--- PROBLEM TO WORK ON ---
Set down each entry from the block beneath, exactly as written.

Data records
■ ■ ■ ■

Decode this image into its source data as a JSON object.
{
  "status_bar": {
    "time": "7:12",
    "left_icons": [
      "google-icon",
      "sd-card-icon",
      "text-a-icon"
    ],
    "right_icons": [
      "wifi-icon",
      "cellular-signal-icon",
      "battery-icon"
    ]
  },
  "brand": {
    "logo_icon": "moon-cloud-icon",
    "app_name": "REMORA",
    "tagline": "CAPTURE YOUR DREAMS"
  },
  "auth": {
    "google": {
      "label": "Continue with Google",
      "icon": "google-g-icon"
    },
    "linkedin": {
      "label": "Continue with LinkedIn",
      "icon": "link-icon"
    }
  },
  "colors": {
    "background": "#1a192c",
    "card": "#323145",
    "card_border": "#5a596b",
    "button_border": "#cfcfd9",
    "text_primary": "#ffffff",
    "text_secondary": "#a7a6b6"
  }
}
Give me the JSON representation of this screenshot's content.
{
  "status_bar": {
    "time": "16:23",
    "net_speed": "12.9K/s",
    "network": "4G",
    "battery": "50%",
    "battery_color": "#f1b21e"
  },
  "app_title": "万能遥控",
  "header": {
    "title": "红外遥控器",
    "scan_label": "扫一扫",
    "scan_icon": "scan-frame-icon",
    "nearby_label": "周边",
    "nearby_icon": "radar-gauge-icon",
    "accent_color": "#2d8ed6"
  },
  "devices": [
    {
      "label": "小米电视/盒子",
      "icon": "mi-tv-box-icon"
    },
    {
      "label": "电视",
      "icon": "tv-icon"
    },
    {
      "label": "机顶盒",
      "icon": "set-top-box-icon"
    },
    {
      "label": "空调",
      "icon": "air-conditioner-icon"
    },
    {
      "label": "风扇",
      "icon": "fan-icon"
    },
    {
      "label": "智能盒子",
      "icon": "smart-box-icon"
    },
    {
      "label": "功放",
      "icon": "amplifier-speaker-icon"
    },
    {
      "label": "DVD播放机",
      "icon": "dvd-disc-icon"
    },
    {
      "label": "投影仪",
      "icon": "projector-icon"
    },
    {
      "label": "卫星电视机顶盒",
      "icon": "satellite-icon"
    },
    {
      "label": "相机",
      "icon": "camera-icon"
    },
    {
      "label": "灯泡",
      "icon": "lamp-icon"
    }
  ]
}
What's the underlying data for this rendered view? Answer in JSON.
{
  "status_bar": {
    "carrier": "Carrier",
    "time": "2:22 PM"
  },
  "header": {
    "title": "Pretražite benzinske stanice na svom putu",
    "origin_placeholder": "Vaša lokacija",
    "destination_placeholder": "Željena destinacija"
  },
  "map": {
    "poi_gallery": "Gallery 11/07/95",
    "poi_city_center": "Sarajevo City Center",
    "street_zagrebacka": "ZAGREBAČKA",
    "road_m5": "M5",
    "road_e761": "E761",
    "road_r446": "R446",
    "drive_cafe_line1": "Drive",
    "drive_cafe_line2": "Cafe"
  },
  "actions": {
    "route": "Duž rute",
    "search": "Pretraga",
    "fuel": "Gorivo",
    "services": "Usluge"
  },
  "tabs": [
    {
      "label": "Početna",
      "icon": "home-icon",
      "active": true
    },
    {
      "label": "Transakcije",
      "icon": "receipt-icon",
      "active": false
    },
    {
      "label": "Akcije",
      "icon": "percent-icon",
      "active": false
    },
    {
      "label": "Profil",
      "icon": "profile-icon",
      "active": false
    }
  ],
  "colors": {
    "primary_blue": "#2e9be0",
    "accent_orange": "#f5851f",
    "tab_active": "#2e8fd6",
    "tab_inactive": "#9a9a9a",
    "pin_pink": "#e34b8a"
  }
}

■ ■ ■ ■

--- CORRECT RESULT ---
Decode this image into its source data as a JSON object.
{
  "status_bar": {
    "time": "7:12",
    "left_icons": [
      "google-icon",
      "sd-card-icon",
      "text-a-icon"
    ],
    "right_icons": [
      "wifi-icon",
      "cellular-signal-icon",
      "battery-icon"
    ]
  },
  "brand": {
    "logo_icon": "moon-cloud-icon",
    "app_name": "REMORA",
    "tagline": "CAPTURE YOUR DREAMS"
  },
  "auth": {
    "google": {
      "label": "Continue with Google",
      "icon": "google-g-icon"
    },
    "linkedin": {
      "label": "Continue with LinkedIn",
      "icon": "link-icon"
    }
  },
  "colors": {
    "background": "#1a192c",
    "card": "#323145",
    "card_border": "#5a596b",
    "button_border": "#cfcfd9",
    "text_primary": "#ffffff",
    "text_secondary": "#a7a6b6"
  }
}
Give me the JSON representation of this screenshot's content.
{
  "status_bar": {
    "time": "16:23",
    "net_speed": "12.9K/s",
    "network": "4G",
    "battery": "50%",
    "battery_color": "#f1b21e"
  },
  "app_title": "万能遥控",
  "header": {
    "title": "红外遥控器",
    "scan_label": "扫一扫",
    "scan_icon": "scan-frame-icon",
    "nearby_label": "周边",
    "nearby_icon": "radar-gauge-icon",
    "accent_color": "#2d8ed6"
  },
  "devices": [
    {
      "label": "小米电视/盒子",
      "icon": "mi-tv-box-icon"
    },
    {
      "label": "电视",
      "icon": "tv-icon"
    },
    {
      "label": "机顶盒",
      "icon": "set-top-box-icon"
    },
    {
      "label": "空调",
      "icon": "air-conditioner-icon"
    },
    {
      "label": "风扇",
      "icon": "fan-icon"
    },
    {
      "label": "智能盒子",
      "icon": "smart-box-icon"
    },
    {
      "label": "功放",
      "icon": "amplifier-speaker-icon"
    },
    {
      "label": "DVD播放机",
      "icon": "dvd-disc-icon"
    },
    {
      "label": "投影仪",
      "icon": "projector-icon"
    },
    {
      "label": "卫星电视机顶盒",
      "icon": "satellite-icon"
    },
    {
      "label": "相机",
      "icon": "camera-icon"
    },
    {
      "label": "灯泡",
      "icon": "lamp-icon"
    }
  ]
}
What's the underlying data for this rendered view? Answer in JSON.
{
  "status_bar": {
    "carrier": "Carrier",
    "time": "2:22 PM"
  },
  "header": {
    "title": "Pretražite benzinske stanice na svom putu",
    "origin_placeholder": "Vaša lokacija",
    "destination_placeholder": "Željena destinacija"
  },
  "map": {
    "poi_gallery": "Gallery 11/07/95",
    "poi_city_center": "Sarajevo City Center",
    "street_zagrebacka": "ZAGREBAČKA",
    "road_m5": "M5",
    "road_e761": "E761",
    "road_r446": "R446",
    "drive_cafe_line1": "Drive",
    "drive_cafe_line2": "Cafe"
  },
  "actions": {
    "route": "Duž rute",
    "search": "Pretraga",
    "fuel": "Gorivo",
    "services": "Usluge"
  },
  "tabs": [
    {
      "label": "Početna",
      "icon": "home-icon",
      "active": true
    },
    {
      "label": "Transakcije",
      "icon": "receipt-icon",
      "active": false
    },
    {
      "label": "Akcije",
      "icon": "percent-icon",
      "active": false
    },
    {
      "label": "Profil",
      "icon": "profile-icon",
      "active": false
    }
  ],
  "colors": {
    "primary_blue": "#2e9be0",
    "accent_orange": "#f5851f",
    "tab_active": "#2e8fd6",
    "tab_inactive": "#9a9a9a",
    "pin_pink": "#e34b8a"
  }
}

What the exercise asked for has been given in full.